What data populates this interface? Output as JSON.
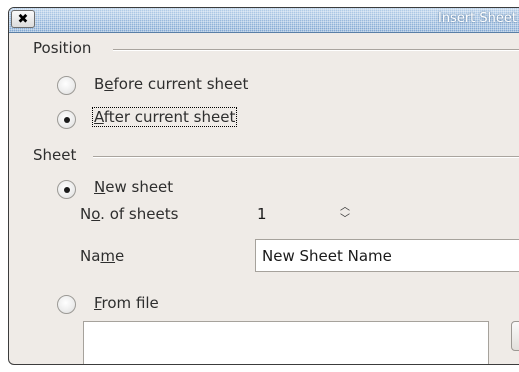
{
  "window": {
    "title": "Insert Sheet",
    "close_glyph": "✕"
  },
  "position": {
    "group_label": "Position",
    "before_prefix": "B",
    "before_underline": "e",
    "before_rest": "fore current sheet",
    "before_checked": false,
    "after_underline": "A",
    "after_rest": "fter current sheet",
    "after_checked": true
  },
  "sheet": {
    "group_label": "Sheet",
    "new_underline": "N",
    "new_rest": "ew sheet",
    "new_checked": true,
    "num_prefix": "N",
    "num_underline": "o",
    "num_rest": ". of sheets",
    "num_value": "1",
    "name_prefix": "Na",
    "name_underline": "m",
    "name_rest": "e",
    "name_value": "New Sheet Name",
    "from_underline": "F",
    "from_rest": "rom file",
    "from_checked": false
  },
  "icons": {
    "close": "close-icon",
    "spin_up": "chevron-up-icon",
    "spin_down": "chevron-down-icon"
  }
}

The request
Pick out all lines containing the string "chevron".

Result
    "spin_up": "chevron-up-icon",
    "spin_down": "chevron-down-icon"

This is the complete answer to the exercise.